(Saved entries)
START
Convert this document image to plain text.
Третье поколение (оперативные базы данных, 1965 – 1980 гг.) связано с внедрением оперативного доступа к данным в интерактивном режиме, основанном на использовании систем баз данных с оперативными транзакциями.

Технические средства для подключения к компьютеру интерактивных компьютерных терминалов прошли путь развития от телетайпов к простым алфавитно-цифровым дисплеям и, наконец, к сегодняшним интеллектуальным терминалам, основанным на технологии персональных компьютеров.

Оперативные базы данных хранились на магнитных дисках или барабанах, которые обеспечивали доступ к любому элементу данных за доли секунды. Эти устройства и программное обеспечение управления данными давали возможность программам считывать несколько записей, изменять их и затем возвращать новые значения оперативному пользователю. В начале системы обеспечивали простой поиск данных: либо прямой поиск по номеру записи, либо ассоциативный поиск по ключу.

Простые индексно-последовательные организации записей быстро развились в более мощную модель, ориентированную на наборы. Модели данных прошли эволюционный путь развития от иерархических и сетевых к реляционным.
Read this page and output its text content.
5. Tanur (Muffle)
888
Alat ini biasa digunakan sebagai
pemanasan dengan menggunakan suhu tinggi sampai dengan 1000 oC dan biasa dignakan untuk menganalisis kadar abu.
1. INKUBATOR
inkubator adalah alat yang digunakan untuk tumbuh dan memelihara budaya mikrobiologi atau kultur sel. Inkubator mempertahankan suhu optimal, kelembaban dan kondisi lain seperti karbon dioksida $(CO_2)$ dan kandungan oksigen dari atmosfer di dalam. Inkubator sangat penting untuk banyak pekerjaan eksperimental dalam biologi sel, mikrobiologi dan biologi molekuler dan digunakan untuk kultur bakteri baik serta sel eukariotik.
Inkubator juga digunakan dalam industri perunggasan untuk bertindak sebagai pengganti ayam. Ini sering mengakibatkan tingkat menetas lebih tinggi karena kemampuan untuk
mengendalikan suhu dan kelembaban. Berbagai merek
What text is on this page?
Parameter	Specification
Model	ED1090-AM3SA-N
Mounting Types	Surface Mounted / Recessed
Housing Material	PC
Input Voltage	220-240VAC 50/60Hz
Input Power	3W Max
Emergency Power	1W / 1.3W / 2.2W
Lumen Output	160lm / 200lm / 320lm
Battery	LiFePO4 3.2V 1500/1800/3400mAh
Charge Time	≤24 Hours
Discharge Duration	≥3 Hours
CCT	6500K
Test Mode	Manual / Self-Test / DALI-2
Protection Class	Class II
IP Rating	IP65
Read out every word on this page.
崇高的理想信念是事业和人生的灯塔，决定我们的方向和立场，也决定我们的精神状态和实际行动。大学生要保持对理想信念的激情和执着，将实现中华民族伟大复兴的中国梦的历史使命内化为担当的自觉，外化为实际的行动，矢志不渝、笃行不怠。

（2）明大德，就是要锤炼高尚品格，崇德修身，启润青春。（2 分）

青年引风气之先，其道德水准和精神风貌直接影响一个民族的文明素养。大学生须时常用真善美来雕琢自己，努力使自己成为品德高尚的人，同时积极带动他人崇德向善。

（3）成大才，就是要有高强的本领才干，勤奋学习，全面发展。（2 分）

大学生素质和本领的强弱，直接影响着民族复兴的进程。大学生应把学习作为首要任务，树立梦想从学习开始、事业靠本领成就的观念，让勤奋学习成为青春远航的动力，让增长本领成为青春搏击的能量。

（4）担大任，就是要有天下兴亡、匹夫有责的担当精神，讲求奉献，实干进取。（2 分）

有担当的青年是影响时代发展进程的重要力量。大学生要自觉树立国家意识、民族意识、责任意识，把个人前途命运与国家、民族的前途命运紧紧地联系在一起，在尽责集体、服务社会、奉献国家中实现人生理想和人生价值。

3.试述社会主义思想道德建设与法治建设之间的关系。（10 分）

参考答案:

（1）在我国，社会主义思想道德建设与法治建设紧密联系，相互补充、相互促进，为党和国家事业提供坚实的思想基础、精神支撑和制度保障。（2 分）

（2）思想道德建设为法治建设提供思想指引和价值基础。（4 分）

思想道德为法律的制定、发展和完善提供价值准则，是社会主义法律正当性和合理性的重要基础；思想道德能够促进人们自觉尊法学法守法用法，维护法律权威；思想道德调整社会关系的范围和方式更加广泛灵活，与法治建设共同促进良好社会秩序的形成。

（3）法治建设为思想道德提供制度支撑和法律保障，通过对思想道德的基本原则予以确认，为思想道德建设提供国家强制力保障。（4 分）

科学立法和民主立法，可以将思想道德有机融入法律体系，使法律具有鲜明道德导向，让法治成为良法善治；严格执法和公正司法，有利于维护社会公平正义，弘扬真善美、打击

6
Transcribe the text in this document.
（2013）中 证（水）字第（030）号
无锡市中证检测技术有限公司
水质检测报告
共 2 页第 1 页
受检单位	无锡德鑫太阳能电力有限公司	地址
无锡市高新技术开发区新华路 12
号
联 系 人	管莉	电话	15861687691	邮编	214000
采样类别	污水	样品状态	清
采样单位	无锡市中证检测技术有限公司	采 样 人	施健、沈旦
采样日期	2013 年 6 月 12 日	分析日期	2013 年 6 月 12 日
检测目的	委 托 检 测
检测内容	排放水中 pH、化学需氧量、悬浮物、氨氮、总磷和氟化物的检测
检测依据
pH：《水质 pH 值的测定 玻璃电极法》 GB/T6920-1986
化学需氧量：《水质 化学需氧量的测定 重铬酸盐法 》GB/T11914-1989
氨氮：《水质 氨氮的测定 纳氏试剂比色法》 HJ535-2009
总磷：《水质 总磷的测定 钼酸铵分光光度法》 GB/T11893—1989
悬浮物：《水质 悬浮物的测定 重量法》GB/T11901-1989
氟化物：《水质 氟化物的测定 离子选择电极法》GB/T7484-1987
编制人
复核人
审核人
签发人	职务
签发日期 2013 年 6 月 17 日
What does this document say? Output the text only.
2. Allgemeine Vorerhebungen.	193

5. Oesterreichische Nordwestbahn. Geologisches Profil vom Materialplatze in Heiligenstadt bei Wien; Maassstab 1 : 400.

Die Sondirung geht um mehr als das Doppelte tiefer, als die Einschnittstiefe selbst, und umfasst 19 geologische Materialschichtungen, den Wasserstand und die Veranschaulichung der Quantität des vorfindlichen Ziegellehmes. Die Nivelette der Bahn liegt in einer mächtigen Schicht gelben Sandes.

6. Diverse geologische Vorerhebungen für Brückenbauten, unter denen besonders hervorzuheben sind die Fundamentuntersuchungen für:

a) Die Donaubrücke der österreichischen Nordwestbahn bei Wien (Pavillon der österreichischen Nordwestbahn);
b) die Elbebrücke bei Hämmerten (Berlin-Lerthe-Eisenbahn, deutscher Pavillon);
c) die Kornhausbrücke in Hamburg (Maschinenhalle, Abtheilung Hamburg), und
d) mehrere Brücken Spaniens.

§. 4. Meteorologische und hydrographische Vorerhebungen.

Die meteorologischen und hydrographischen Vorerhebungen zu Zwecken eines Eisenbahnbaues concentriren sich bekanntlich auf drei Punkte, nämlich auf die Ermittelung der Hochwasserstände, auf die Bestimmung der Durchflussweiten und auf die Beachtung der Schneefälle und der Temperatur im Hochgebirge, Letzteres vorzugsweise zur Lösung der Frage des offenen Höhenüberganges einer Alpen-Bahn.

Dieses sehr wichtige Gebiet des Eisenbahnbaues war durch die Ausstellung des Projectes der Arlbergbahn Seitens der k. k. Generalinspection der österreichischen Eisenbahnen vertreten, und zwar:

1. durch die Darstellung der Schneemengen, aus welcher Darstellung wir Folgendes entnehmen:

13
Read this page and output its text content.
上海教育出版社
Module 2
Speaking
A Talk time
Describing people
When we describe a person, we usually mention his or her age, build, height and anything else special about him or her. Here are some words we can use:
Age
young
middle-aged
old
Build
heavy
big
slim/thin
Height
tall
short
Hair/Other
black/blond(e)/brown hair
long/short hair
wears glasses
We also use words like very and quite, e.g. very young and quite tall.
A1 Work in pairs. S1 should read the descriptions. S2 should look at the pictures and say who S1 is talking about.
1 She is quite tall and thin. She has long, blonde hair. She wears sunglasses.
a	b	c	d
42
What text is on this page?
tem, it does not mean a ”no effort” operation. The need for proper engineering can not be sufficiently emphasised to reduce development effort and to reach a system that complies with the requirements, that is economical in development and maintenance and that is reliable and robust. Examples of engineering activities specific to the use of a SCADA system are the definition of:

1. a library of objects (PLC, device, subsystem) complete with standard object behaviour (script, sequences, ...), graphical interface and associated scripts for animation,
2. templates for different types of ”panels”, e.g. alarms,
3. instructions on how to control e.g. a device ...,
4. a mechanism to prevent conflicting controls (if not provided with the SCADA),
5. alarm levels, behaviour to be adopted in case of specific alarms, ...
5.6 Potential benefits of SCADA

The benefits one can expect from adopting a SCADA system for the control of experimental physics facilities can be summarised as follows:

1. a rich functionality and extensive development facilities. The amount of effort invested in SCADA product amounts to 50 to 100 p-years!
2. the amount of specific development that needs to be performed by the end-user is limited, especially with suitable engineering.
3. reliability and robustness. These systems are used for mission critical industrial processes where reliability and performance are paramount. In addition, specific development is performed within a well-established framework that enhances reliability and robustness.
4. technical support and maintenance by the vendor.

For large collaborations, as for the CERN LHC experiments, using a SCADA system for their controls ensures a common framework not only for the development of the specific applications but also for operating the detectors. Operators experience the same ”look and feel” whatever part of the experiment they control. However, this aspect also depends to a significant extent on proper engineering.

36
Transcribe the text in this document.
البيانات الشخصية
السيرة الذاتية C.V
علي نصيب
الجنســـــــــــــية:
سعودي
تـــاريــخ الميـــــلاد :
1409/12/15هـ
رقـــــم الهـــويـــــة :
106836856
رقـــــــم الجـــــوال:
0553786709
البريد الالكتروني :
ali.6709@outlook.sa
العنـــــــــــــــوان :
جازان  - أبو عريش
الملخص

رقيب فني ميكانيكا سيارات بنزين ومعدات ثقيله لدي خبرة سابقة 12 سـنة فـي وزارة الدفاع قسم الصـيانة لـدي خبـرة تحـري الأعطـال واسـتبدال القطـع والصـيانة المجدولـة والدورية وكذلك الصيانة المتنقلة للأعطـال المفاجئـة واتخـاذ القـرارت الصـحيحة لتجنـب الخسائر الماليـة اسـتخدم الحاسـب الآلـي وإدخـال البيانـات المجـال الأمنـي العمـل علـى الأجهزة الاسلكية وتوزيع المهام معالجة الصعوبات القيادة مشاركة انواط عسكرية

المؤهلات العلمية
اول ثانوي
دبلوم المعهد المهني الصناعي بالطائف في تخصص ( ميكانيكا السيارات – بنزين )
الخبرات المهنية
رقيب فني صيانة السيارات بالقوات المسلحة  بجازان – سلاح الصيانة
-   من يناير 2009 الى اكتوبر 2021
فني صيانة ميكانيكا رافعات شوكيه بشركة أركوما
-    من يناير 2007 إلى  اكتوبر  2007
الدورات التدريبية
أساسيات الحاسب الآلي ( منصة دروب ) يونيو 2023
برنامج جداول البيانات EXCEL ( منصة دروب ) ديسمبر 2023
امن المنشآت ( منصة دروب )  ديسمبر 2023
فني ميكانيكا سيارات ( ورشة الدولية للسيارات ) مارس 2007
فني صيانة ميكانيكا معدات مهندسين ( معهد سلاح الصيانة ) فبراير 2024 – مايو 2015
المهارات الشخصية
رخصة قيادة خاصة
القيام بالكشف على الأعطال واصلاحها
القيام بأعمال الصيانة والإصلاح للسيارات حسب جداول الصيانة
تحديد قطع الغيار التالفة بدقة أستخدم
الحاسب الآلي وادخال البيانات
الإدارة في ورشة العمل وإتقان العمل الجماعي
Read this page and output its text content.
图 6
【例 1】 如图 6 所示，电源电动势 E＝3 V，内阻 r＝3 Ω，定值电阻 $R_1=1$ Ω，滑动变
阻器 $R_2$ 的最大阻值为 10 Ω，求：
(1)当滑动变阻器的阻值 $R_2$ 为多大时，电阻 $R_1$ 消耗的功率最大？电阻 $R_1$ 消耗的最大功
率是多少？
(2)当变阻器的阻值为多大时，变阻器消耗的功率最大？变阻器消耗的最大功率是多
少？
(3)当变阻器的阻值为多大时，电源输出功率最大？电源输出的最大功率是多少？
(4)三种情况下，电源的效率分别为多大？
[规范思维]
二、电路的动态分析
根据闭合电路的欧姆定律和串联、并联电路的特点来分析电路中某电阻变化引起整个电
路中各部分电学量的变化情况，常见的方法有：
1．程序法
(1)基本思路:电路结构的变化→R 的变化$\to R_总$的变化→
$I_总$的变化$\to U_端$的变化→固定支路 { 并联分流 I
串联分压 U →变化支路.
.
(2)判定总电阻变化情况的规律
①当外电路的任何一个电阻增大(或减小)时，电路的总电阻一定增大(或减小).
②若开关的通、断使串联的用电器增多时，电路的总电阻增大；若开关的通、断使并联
END
Task details - Determine how many lines include the word "البيانات" and report that number by itself.

Exercise response - 3